* Begin Given records *

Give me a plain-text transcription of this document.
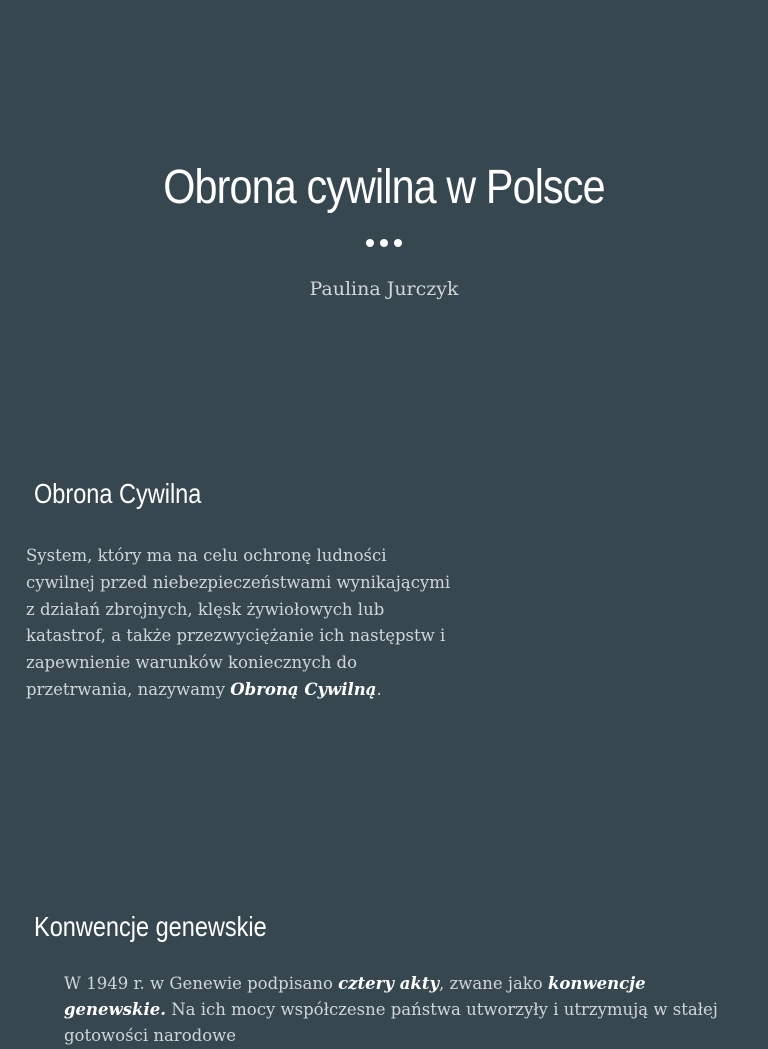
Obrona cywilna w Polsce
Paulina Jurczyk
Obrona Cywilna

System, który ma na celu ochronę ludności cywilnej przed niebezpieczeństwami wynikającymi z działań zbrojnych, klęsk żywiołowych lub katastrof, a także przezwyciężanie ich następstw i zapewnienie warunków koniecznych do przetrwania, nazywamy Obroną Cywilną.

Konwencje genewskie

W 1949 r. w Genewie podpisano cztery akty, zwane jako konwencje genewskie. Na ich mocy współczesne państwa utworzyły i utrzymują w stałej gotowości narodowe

* End Given records *

_Exercise details_: Every record gets retyped exactly; no picture goes into the copy.

_Answer to this problem_:
Give me a plain-text transcription of this document.
Obrona cywilna w Polsce
Paulina Jurczyk
Obrona Cywilna

System, który ma na celu ochronę ludności cywilnej przed niebezpieczeństwami wynikającymi z działań zbrojnych, klęsk żywiołowych lub katastrof, a także przezwyciężanie ich następstw i zapewnienie warunków koniecznych do przetrwania, nazywamy Obroną Cywilną.

Konwencje genewskie

W 1949 r. w Genewie podpisano cztery akty, zwane jako konwencje genewskie. Na ich mocy współczesne państwa utworzyły i utrzymują w stałej gotowości narodowe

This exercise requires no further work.